#### WHAT IS NEEDED:
Go through the records and extract every line with the word "from".

#### RECORDS FOR THIS EXERCISE:

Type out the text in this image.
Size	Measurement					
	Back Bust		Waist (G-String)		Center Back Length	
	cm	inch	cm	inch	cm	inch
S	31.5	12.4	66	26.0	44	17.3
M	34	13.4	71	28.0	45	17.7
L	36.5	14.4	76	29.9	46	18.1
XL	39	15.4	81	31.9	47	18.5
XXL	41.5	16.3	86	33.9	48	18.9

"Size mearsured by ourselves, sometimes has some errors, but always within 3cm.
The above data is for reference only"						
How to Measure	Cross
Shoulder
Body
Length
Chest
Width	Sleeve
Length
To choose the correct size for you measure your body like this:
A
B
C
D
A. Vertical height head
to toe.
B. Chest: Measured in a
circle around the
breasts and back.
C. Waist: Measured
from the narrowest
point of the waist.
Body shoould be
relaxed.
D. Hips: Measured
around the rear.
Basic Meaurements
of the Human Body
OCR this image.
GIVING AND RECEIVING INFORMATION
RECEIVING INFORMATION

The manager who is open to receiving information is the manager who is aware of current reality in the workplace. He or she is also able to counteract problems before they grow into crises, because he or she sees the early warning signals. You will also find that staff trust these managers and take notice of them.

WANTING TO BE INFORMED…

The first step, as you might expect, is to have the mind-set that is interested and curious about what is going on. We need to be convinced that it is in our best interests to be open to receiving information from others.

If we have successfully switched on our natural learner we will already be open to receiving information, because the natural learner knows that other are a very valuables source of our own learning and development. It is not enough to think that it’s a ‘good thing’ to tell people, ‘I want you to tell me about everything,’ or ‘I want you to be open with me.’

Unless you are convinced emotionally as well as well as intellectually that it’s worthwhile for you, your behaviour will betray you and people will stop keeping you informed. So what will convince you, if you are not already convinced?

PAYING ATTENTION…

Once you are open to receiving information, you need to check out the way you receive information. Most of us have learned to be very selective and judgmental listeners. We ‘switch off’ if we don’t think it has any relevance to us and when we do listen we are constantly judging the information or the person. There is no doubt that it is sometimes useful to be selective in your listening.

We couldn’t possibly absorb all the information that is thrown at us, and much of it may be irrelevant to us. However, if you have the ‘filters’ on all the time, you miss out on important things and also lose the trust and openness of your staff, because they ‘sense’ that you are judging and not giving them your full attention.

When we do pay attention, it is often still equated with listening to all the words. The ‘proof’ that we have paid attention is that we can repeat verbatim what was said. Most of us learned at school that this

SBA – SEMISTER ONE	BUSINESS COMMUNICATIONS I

#### EXPECTED OUTPUT:
from the narrowest
The first step, as you might expect, is to have the mind-set that is interested and curious about what is going on. We need to be convinced that it is in our best interests to be open to receiving information from others.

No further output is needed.